**TASK TO CARRY OUT**:
Reproduce the data exactly.

**DATA SHOWN**:

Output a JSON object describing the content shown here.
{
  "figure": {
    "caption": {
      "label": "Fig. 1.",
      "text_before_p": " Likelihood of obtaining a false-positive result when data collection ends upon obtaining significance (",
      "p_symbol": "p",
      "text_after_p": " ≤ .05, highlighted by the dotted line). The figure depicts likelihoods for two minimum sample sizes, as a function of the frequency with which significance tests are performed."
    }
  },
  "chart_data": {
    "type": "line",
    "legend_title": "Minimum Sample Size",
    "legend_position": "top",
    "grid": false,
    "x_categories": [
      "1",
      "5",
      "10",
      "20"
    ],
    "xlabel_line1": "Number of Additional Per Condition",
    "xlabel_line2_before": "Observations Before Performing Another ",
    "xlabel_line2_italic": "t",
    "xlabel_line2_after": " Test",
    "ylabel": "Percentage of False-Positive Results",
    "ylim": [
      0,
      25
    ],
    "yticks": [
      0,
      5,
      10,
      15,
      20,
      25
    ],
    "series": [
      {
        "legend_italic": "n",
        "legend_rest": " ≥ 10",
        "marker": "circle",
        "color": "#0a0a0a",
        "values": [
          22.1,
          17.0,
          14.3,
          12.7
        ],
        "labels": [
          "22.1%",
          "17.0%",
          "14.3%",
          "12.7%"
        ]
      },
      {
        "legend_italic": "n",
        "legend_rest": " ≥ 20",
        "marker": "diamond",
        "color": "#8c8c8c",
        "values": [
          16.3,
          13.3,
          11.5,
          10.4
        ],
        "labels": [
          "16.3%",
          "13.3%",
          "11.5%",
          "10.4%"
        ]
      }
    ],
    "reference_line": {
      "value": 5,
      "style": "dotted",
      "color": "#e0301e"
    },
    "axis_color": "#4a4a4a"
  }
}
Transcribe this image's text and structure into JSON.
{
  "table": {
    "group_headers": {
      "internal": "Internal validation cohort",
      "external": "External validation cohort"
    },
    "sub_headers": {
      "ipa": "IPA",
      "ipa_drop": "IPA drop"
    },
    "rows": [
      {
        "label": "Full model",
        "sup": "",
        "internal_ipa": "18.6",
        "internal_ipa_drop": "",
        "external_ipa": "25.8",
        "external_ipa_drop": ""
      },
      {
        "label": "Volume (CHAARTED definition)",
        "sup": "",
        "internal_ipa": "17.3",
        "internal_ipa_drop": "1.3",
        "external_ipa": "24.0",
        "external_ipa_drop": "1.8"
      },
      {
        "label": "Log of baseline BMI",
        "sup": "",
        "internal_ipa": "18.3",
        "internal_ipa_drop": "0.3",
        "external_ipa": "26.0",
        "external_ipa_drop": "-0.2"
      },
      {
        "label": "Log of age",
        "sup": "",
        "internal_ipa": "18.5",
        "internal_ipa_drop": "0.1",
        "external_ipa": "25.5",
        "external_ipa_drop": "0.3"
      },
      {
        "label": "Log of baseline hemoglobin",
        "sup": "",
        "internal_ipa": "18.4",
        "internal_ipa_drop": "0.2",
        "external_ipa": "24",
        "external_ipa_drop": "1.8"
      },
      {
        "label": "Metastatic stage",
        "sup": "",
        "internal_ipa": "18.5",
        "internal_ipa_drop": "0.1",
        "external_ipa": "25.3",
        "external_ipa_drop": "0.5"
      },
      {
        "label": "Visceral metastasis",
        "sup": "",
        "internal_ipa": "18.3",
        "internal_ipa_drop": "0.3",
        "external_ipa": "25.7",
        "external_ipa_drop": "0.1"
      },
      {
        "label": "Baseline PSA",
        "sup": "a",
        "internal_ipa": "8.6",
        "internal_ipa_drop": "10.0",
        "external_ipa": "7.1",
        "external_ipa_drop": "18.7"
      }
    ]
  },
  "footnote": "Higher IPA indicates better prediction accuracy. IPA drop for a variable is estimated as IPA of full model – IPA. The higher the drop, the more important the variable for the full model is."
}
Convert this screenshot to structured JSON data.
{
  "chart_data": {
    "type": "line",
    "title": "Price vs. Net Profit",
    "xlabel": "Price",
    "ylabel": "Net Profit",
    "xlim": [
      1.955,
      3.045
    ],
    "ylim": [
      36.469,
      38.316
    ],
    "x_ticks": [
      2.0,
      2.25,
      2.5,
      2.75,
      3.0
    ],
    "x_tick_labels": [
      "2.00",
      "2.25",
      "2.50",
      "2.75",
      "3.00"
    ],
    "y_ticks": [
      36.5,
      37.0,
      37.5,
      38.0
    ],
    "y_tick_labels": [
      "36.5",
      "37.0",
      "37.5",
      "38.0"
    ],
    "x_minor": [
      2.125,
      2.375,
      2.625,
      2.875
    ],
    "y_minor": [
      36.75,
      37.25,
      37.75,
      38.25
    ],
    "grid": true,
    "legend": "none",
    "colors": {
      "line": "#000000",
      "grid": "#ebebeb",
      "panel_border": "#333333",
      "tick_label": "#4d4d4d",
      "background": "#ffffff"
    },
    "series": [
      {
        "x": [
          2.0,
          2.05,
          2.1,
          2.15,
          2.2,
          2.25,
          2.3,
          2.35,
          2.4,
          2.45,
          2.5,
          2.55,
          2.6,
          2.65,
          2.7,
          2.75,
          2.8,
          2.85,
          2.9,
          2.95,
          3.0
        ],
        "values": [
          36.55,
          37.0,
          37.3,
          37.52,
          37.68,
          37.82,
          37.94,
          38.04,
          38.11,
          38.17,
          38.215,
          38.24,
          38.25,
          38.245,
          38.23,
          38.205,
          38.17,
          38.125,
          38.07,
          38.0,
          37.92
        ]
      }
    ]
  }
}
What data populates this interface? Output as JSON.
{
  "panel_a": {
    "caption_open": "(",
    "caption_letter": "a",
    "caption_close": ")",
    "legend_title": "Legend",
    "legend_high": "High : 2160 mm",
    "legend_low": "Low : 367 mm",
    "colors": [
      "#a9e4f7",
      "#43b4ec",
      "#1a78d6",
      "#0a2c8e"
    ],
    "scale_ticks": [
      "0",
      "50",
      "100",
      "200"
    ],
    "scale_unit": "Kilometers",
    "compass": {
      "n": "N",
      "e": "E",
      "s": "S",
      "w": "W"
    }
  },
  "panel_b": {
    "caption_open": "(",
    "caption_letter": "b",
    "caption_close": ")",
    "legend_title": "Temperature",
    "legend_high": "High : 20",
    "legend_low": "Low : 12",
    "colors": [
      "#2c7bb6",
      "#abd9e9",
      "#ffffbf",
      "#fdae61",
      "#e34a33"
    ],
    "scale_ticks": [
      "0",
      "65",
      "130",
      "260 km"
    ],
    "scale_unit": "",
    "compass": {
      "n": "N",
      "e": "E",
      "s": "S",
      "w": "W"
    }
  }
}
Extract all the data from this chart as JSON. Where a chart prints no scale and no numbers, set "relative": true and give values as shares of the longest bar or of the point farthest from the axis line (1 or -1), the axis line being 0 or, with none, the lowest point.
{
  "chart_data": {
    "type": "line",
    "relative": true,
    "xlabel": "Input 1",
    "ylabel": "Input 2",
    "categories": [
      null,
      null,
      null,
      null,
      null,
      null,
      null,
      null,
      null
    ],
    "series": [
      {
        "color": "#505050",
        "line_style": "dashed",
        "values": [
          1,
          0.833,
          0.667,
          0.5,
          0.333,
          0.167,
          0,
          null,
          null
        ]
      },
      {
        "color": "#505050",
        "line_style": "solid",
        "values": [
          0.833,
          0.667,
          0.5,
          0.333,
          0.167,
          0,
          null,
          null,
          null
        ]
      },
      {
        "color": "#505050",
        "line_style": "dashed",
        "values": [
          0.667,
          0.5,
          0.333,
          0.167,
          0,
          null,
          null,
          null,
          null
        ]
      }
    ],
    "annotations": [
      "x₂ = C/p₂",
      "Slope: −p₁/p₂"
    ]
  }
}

**RIGHT ANSWER**:
Output a JSON object describing the content shown here.
{
  "figure": {
    "caption": {
      "label": "Fig. 1.",
      "text_before_p": " Likelihood of obtaining a false-positive result when data collection ends upon obtaining significance (",
      "p_symbol": "p",
      "text_after_p": " ≤ .05, highlighted by the dotted line). The figure depicts likelihoods for two minimum sample sizes, as a function of the frequency with which significance tests are performed."
    }
  },
  "chart_data": {
    "type": "line",
    "legend_title": "Minimum Sample Size",
    "legend_position": "top",
    "grid": false,
    "x_categories": [
      "1",
      "5",
      "10",
      "20"
    ],
    "xlabel_line1": "Number of Additional Per Condition",
    "xlabel_line2_before": "Observations Before Performing Another ",
    "xlabel_line2_italic": "t",
    "xlabel_line2_after": " Test",
    "ylabel": "Percentage of False-Positive Results",
    "ylim": [
      0,
      25
    ],
    "yticks": [
      0,
      5,
      10,
      15,
      20,
      25
    ],
    "series": [
      {
        "legend_italic": "n",
        "legend_rest": " ≥ 10",
        "marker": "circle",
        "color": "#0a0a0a",
        "values": [
          22.1,
          17.0,
          14.3,
          12.7
        ],
        "labels": [
          "22.1%",
          "17.0%",
          "14.3%",
          "12.7%"
        ]
      },
      {
        "legend_italic": "n",
        "legend_rest": " ≥ 20",
        "marker": "diamond",
        "color": "#8c8c8c",
        "values": [
          16.3,
          13.3,
          11.5,
          10.4
        ],
        "labels": [
          "16.3%",
          "13.3%",
          "11.5%",
          "10.4%"
        ]
      }
    ],
    "reference_line": {
      "value": 5,
      "style": "dotted",
      "color": "#e0301e"
    },
    "axis_color": "#4a4a4a"
  }
}
Transcribe this image's text and structure into JSON.
{
  "table": {
    "group_headers": {
      "internal": "Internal validation cohort",
      "external": "External validation cohort"
    },
    "sub_headers": {
      "ipa": "IPA",
      "ipa_drop": "IPA drop"
    },
    "rows": [
      {
        "label": "Full model",
        "sup": "",
        "internal_ipa": "18.6",
        "internal_ipa_drop": "",
        "external_ipa": "25.8",
        "external_ipa_drop": ""
      },
      {
        "label": "Volume (CHAARTED definition)",
        "sup": "",
        "internal_ipa": "17.3",
        "internal_ipa_drop": "1.3",
        "external_ipa": "24.0",
        "external_ipa_drop": "1.8"
      },
      {
        "label": "Log of baseline BMI",
        "sup": "",
        "internal_ipa": "18.3",
        "internal_ipa_drop": "0.3",
        "external_ipa": "26.0",
        "external_ipa_drop": "-0.2"
      },
      {
        "label": "Log of age",
        "sup": "",
        "internal_ipa": "18.5",
        "internal_ipa_drop": "0.1",
        "external_ipa": "25.5",
        "external_ipa_drop": "0.3"
      },
      {
        "label": "Log of baseline hemoglobin",
        "sup": "",
        "internal_ipa": "18.4",
        "internal_ipa_drop": "0.2",
        "external_ipa": "24",
        "external_ipa_drop": "1.8"
      },
      {
        "label": "Metastatic stage",
        "sup": "",
        "internal_ipa": "18.5",
        "internal_ipa_drop": "0.1",
        "external_ipa": "25.3",
        "external_ipa_drop": "0.5"
      },
      {
        "label": "Visceral metastasis",
        "sup": "",
        "internal_ipa": "18.3",
        "internal_ipa_drop": "0.3",
        "external_ipa": "25.7",
        "external_ipa_drop": "0.1"
      },
      {
        "label": "Baseline PSA",
        "sup": "a",
        "internal_ipa": "8.6",
        "internal_ipa_drop": "10.0",
        "external_ipa": "7.1",
        "external_ipa_drop": "18.7"
      }
    ]
  },
  "footnote": "Higher IPA indicates better prediction accuracy. IPA drop for a variable is estimated as IPA of full model – IPA. The higher the drop, the more important the variable for the full model is."
}
Convert this screenshot to structured JSON data.
{
  "chart_data": {
    "type": "line",
    "title": "Price vs. Net Profit",
    "xlabel": "Price",
    "ylabel": "Net Profit",
    "xlim": [
      1.955,
      3.045
    ],
    "ylim": [
      36.469,
      38.316
    ],
    "x_ticks": [
      2.0,
      2.25,
      2.5,
      2.75,
      3.0
    ],
    "x_tick_labels": [
      "2.00",
      "2.25",
      "2.50",
      "2.75",
      "3.00"
    ],
    "y_ticks": [
      36.5,
      37.0,
      37.5,
      38.0
    ],
    "y_tick_labels": [
      "36.5",
      "37.0",
      "37.5",
      "38.0"
    ],
    "x_minor": [
      2.125,
      2.375,
      2.625,
      2.875
    ],
    "y_minor": [
      36.75,
      37.25,
      37.75,
      38.25
    ],
    "grid": true,
    "legend": "none",
    "colors": {
      "line": "#000000",
      "grid": "#ebebeb",
      "panel_border": "#333333",
      "tick_label": "#4d4d4d",
      "background": "#ffffff"
    },
    "series": [
      {
        "x": [
          2.0,
          2.05,
          2.1,
          2.15,
          2.2,
          2.25,
          2.3,
          2.35,
          2.4,
          2.45,
          2.5,
          2.55,
          2.6,
          2.65,
          2.7,
          2.75,
          2.8,
          2.85,
          2.9,
          2.95,
          3.0
        ],
        "values": [
          36.55,
          37.0,
          37.3,
          37.52,
          37.68,
          37.82,
          37.94,
          38.04,
          38.11,
          38.17,
          38.215,
          38.24,
          38.25,
          38.245,
          38.23,
          38.205,
          38.17,
          38.125,
          38.07,
          38.0,
          37.92
        ]
      }
    ]
  }
}
What data populates this interface? Output as JSON.
{
  "panel_a": {
    "caption_open": "(",
    "caption_letter": "a",
    "caption_close": ")",
    "legend_title": "Legend",
    "legend_high": "High : 2160 mm",
    "legend_low": "Low : 367 mm",
    "colors": [
      "#a9e4f7",
      "#43b4ec",
      "#1a78d6",
      "#0a2c8e"
    ],
    "scale_ticks": [
      "0",
      "50",
      "100",
      "200"
    ],
    "scale_unit": "Kilometers",
    "compass": {
      "n": "N",
      "e": "E",
      "s": "S",
      "w": "W"
    }
  },
  "panel_b": {
    "caption_open": "(",
    "caption_letter": "b",
    "caption_close": ")",
    "legend_title": "Temperature",
    "legend_high": "High : 20",
    "legend_low": "Low : 12",
    "colors": [
      "#2c7bb6",
      "#abd9e9",
      "#ffffbf",
      "#fdae61",
      "#e34a33"
    ],
    "scale_ticks": [
      "0",
      "65",
      "130",
      "260 km"
    ],
    "scale_unit": "",
    "compass": {
      "n": "N",
      "e": "E",
      "s": "S",
      "w": "W"
    }
  }
}
Extract all the data from this chart as JSON. Where a chart prints no scale and no numbers, set "relative": true and give values as shares of the longest bar or of the point farthest from the axis line (1 or -1), the axis line being 0 or, with none, the lowest point.
{
  "chart_data": {
    "type": "line",
    "relative": true,
    "xlabel": "Input 1",
    "ylabel": "Input 2",
    "categories": [
      null,
      null,
      null,
      null,
      null,
      null,
      null,
      null,
      null
    ],
    "series": [
      {
        "color": "#505050",
        "line_style": "dashed",
        "values": [
          1,
          0.833,
          0.667,
          0.5,
          0.333,
          0.167,
          0,
          null,
          null
        ]
      },
      {
        "color": "#505050",
        "line_style": "solid",
        "values": [
          0.833,
          0.667,
          0.5,
          0.333,
          0.167,
          0,
          null,
          null,
          null
        ]
      },
      {
        "color": "#505050",
        "line_style": "dashed",
        "values": [
          0.667,
          0.5,
          0.333,
          0.167,
          0,
          null,
          null,
          null,
          null
        ]
      }
    ],
    "annotations": [
      "x₂ = C/p₂",
      "Slope: −p₁/p₂"
    ]
  }
}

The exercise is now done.